**The request**
For the material that follows, list every line containing the word "this".

**Record set**
_ _ _
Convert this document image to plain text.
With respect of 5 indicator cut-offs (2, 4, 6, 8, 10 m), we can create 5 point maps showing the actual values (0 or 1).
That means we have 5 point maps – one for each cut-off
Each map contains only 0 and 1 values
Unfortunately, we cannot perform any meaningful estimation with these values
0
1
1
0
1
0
_ _ _
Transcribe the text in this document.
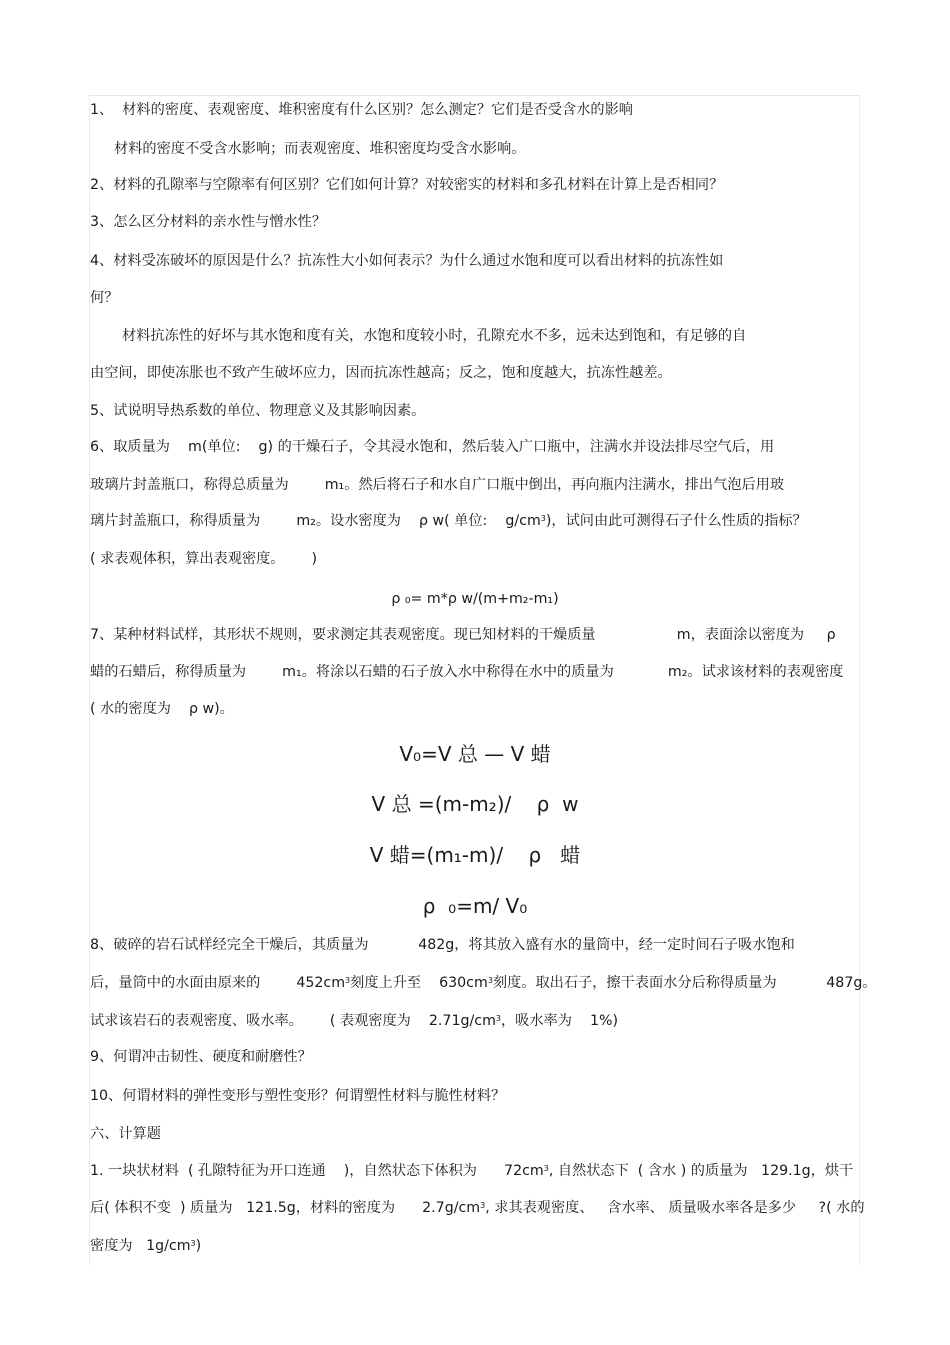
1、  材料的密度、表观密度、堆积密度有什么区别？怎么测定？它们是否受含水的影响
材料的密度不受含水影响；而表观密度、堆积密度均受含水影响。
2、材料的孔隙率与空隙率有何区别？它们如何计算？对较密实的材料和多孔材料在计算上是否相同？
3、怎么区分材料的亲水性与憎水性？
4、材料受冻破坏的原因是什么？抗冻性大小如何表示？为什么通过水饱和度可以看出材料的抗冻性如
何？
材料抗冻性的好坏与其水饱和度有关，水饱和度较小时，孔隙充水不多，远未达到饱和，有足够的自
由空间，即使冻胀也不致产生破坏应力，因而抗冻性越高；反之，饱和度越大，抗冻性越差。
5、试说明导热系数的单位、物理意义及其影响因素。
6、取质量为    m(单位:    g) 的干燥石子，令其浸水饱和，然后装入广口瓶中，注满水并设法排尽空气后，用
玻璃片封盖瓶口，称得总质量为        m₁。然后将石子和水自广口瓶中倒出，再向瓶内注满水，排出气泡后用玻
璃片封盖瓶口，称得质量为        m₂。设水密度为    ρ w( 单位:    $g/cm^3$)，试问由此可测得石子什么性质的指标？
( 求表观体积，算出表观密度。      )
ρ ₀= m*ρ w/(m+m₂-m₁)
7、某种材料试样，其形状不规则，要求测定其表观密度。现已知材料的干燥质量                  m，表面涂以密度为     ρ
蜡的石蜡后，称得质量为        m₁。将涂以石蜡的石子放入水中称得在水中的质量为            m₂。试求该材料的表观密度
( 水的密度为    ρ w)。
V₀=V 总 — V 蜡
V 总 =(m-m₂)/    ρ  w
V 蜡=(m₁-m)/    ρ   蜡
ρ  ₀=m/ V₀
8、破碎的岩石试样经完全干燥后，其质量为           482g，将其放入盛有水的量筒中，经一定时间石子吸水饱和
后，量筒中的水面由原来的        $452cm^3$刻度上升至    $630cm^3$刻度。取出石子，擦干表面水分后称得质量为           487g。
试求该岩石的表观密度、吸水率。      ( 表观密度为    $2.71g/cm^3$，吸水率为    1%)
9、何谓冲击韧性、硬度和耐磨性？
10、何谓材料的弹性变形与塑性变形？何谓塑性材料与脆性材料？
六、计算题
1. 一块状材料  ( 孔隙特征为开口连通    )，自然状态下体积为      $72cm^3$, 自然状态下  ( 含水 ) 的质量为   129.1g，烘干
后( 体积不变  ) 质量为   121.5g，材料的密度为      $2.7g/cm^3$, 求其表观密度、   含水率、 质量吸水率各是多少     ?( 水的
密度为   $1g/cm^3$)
_ _ _
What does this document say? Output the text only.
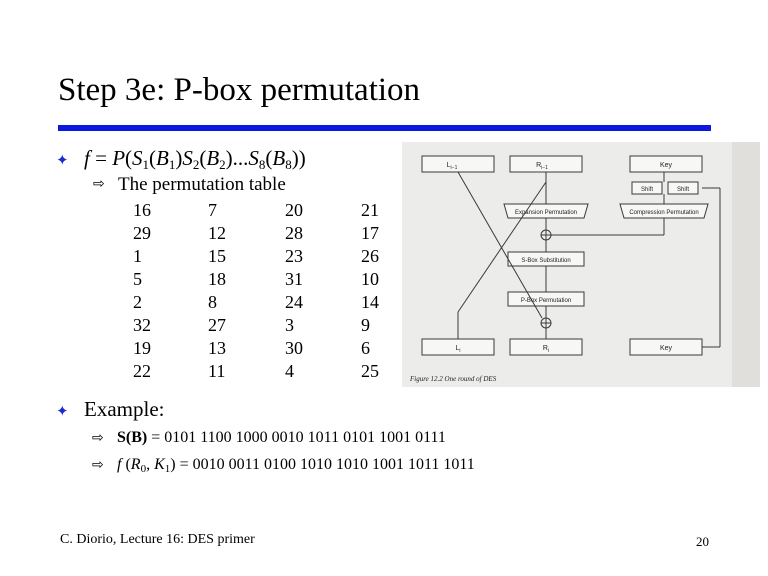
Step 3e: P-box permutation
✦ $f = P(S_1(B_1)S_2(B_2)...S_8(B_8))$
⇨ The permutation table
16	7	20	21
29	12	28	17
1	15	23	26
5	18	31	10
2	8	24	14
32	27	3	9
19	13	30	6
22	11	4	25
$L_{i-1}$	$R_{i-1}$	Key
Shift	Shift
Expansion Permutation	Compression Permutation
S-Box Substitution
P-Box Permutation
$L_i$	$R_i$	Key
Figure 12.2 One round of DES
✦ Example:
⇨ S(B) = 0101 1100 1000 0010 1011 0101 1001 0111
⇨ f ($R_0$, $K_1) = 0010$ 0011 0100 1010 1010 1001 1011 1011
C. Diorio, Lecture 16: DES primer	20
_ _ _
**Finished exercise**
Convert this document image to plain text.
Transcribe the text in this document.
What does this document say? Output the text only.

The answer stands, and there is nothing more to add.